╭──

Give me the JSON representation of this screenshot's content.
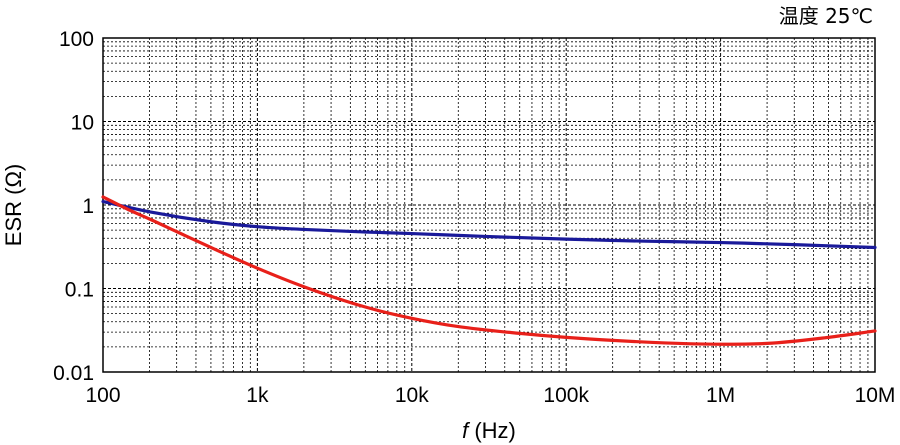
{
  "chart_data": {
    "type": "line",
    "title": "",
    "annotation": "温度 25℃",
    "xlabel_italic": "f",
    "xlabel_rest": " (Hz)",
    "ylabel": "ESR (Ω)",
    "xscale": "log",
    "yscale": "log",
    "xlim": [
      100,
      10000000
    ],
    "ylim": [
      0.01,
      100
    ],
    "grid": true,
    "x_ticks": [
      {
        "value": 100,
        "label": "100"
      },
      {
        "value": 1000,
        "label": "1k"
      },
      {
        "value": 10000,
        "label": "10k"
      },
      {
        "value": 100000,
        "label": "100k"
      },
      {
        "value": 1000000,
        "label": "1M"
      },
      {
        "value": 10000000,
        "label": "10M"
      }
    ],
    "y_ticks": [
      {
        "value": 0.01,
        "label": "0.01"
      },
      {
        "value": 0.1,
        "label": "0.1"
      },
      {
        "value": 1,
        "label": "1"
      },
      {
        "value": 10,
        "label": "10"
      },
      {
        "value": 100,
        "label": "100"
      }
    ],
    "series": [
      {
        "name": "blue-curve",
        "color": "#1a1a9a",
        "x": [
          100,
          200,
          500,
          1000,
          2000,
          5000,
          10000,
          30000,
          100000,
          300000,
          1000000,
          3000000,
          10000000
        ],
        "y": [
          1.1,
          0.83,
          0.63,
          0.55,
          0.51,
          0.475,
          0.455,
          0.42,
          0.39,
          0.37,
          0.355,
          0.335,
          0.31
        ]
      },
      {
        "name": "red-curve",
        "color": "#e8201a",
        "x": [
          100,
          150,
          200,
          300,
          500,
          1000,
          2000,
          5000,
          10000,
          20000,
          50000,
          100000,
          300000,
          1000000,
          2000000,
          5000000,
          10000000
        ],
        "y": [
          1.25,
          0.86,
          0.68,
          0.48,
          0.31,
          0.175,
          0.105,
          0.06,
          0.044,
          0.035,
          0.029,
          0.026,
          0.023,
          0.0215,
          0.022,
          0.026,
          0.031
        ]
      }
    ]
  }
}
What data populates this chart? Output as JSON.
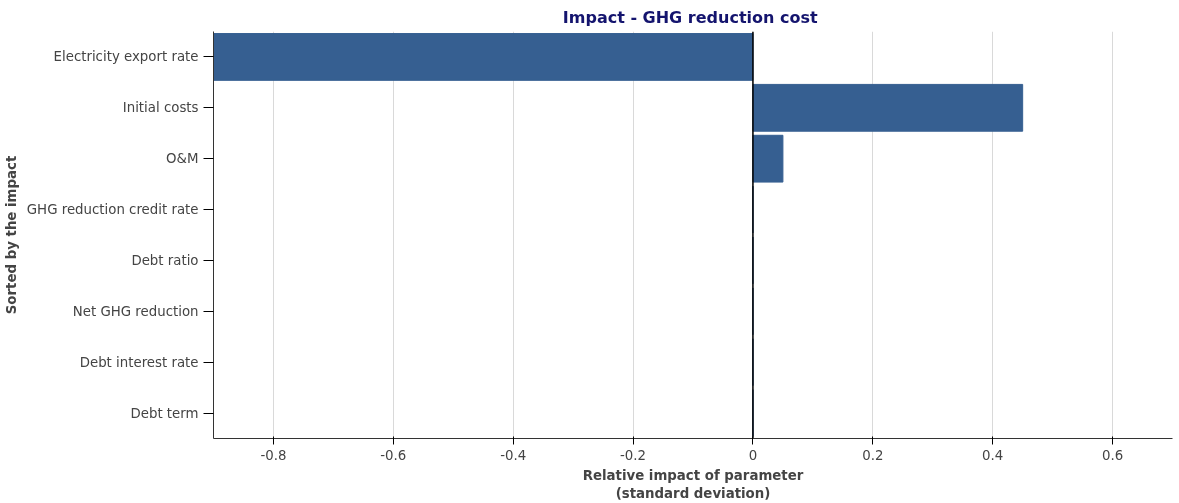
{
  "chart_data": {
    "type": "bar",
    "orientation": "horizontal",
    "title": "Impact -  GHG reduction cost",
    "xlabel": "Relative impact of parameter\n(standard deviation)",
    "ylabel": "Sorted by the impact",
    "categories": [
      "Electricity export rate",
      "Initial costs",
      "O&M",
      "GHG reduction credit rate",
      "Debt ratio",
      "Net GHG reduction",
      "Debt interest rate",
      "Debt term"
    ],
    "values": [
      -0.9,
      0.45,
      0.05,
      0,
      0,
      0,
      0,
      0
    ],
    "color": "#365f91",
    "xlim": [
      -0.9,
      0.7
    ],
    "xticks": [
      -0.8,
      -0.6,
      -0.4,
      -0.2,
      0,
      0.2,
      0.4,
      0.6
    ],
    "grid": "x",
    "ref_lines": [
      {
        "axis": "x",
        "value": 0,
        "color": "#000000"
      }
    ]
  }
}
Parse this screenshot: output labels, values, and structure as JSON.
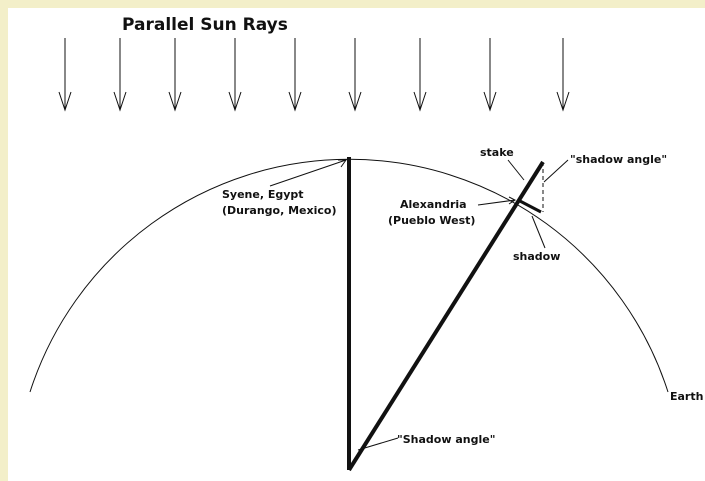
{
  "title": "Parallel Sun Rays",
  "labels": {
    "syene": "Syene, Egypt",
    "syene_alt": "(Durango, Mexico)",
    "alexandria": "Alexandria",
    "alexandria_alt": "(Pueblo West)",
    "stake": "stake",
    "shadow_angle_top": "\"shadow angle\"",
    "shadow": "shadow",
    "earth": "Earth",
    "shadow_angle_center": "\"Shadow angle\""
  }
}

╰──
╭──

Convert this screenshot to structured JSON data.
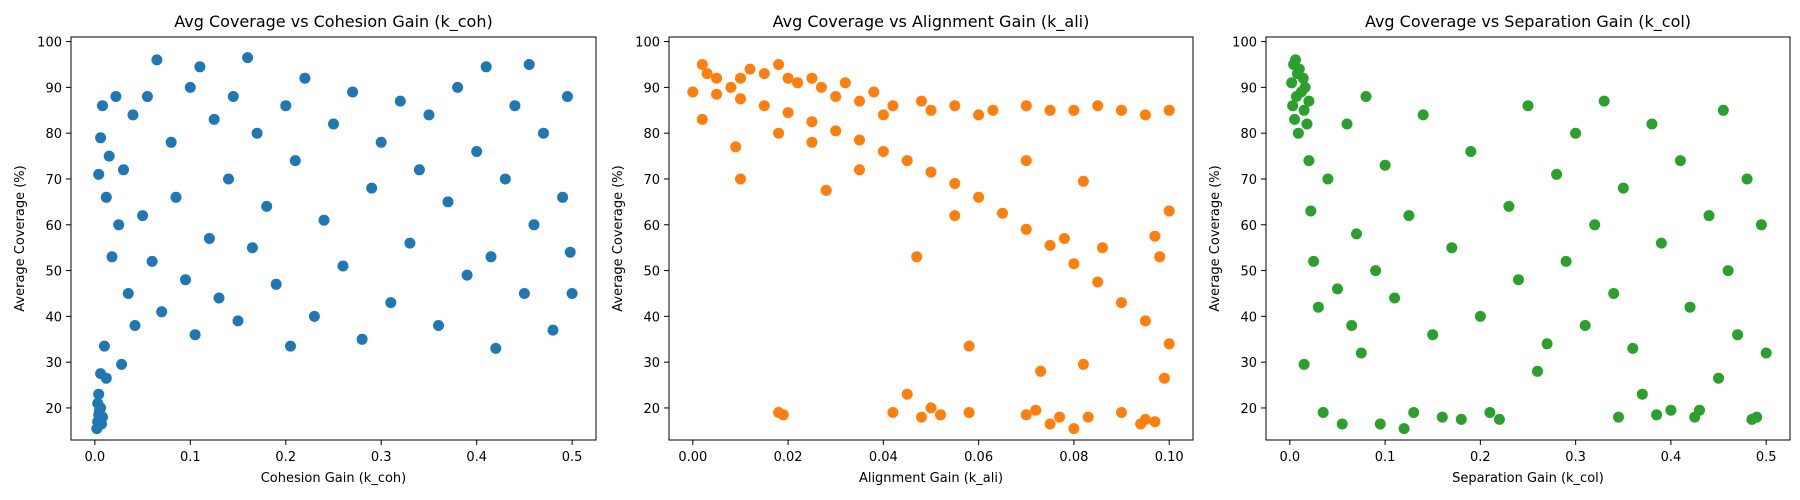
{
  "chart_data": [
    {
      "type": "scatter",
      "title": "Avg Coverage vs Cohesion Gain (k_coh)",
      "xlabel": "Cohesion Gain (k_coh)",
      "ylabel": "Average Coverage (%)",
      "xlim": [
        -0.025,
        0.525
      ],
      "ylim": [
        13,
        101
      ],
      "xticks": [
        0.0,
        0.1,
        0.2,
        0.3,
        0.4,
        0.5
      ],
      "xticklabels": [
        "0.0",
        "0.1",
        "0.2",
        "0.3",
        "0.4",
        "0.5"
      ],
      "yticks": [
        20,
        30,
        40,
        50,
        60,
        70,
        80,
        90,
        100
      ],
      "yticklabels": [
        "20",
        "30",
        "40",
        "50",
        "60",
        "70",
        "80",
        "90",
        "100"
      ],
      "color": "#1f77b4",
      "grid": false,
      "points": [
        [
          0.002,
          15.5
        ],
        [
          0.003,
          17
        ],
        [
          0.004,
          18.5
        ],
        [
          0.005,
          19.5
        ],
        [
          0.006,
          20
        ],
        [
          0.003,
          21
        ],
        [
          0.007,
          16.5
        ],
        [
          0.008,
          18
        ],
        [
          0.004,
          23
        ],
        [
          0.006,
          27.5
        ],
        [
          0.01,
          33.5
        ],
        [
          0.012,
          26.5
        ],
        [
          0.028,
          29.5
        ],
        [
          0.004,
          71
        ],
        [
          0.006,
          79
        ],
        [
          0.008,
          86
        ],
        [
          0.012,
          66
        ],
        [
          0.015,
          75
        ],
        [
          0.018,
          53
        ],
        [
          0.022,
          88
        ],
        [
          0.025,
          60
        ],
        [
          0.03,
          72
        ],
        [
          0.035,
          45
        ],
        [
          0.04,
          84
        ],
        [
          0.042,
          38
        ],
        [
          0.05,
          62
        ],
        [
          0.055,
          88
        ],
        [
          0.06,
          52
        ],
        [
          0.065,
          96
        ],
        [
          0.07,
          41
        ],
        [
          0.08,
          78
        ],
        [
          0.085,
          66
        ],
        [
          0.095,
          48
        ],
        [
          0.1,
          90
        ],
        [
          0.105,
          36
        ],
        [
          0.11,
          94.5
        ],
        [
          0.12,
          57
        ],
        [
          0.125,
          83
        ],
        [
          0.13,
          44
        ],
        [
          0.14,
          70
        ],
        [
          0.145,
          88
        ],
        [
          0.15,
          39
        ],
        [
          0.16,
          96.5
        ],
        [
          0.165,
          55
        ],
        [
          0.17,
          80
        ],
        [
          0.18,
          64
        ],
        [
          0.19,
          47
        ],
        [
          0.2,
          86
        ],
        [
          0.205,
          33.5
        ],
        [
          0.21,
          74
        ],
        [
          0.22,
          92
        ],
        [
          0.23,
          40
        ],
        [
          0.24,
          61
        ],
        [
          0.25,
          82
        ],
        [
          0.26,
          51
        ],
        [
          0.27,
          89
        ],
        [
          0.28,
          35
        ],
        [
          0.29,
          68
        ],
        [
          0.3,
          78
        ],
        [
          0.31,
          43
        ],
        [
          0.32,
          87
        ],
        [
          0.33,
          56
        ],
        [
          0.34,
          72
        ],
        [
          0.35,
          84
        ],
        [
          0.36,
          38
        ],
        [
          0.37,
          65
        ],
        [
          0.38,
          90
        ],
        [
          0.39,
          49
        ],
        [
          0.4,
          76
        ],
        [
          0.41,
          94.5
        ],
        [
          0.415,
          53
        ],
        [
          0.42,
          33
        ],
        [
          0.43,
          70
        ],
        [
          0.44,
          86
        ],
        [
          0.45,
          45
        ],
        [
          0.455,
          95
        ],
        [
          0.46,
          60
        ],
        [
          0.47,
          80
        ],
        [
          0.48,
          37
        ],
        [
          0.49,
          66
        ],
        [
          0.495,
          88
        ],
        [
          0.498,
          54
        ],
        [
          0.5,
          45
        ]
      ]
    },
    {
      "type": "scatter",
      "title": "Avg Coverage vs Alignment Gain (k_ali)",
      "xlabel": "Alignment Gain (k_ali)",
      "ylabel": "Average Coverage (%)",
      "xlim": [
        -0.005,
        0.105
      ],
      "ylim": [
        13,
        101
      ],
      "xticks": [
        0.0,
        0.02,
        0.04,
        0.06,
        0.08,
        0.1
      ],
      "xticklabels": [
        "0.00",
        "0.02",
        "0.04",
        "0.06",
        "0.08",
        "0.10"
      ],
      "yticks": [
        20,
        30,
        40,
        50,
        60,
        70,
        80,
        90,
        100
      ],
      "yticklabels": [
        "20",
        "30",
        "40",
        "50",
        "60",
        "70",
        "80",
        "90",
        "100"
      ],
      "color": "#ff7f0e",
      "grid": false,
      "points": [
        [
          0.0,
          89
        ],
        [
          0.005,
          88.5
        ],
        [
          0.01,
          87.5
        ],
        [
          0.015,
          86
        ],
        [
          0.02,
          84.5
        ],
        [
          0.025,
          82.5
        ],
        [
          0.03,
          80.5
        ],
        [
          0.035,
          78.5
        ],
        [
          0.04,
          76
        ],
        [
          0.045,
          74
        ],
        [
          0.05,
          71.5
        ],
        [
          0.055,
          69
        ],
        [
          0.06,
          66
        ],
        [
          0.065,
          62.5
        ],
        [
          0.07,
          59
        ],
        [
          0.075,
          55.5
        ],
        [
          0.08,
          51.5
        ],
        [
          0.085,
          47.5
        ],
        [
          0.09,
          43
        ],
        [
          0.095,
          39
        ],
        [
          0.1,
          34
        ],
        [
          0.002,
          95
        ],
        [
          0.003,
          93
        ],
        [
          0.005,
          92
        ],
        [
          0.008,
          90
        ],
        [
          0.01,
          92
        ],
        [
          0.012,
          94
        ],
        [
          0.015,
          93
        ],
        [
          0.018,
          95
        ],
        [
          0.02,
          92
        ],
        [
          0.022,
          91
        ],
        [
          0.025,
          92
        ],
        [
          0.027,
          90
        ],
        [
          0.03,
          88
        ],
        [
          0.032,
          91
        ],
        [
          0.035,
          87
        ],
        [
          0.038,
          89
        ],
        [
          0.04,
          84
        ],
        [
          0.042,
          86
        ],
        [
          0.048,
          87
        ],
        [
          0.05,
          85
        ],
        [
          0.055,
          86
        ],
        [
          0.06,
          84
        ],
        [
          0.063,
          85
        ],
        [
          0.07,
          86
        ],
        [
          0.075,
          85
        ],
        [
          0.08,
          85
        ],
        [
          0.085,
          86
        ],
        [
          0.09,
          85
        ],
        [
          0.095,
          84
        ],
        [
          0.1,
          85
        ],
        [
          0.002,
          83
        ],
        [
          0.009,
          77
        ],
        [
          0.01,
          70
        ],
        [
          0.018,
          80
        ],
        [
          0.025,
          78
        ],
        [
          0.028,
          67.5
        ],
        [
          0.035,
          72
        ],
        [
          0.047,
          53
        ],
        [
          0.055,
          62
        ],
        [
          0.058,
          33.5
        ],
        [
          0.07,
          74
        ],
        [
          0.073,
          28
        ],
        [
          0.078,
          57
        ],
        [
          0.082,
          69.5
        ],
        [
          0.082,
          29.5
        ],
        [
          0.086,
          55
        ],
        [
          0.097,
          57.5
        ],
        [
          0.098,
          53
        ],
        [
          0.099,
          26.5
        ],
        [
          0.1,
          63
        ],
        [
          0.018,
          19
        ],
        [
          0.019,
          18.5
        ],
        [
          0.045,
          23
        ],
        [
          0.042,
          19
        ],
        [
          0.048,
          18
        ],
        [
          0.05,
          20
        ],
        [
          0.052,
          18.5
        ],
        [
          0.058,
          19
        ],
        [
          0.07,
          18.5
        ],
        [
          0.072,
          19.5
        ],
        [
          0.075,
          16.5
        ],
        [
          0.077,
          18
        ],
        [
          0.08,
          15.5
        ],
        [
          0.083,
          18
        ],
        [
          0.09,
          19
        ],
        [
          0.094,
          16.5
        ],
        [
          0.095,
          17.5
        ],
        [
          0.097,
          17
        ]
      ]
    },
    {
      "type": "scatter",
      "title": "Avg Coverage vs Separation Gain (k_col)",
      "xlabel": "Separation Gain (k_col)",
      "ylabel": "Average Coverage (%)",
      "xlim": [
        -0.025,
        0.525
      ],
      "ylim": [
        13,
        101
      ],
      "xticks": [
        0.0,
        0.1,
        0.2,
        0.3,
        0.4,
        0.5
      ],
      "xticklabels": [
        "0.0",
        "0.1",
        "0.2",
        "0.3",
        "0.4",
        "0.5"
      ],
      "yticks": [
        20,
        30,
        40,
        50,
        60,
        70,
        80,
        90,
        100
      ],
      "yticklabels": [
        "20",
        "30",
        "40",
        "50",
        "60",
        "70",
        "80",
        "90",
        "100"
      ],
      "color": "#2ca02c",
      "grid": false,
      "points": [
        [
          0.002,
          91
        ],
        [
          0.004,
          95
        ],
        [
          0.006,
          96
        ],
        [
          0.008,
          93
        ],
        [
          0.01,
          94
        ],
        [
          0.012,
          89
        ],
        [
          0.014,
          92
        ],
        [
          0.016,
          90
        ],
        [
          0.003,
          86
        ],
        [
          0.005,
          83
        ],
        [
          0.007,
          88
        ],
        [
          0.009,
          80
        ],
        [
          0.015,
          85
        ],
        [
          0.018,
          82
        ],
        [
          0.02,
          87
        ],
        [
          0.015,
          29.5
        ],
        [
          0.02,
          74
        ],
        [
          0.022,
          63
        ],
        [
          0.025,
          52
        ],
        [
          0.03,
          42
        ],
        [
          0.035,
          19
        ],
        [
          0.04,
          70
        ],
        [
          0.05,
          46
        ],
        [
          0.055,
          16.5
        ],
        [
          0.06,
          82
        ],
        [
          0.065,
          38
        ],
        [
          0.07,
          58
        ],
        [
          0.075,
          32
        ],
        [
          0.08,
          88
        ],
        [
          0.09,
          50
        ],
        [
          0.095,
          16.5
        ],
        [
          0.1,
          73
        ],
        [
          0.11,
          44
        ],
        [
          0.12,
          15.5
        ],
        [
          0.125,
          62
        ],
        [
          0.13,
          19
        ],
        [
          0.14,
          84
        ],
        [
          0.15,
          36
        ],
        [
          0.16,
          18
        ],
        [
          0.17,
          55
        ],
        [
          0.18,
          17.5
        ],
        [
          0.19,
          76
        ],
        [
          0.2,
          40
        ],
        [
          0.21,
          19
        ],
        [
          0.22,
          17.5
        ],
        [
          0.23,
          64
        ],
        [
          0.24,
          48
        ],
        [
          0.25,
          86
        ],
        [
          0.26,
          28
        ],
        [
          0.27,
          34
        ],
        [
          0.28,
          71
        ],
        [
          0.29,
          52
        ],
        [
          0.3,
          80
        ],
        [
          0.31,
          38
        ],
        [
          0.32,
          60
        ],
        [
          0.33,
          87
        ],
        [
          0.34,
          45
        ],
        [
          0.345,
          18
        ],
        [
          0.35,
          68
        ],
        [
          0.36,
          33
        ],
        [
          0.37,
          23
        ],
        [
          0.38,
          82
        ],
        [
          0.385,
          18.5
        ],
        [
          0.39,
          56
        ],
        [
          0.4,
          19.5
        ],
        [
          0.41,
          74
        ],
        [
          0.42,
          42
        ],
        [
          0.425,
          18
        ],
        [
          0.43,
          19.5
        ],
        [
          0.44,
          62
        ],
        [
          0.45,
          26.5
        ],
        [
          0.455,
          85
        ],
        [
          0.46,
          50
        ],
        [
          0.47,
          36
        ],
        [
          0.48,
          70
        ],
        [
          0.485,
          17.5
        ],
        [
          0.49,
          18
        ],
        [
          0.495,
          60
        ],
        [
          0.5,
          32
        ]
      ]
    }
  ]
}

╰──

_Written problem_:
Only a number is wanted: how many lines contain the word "screenshot"?

_Full output_:
3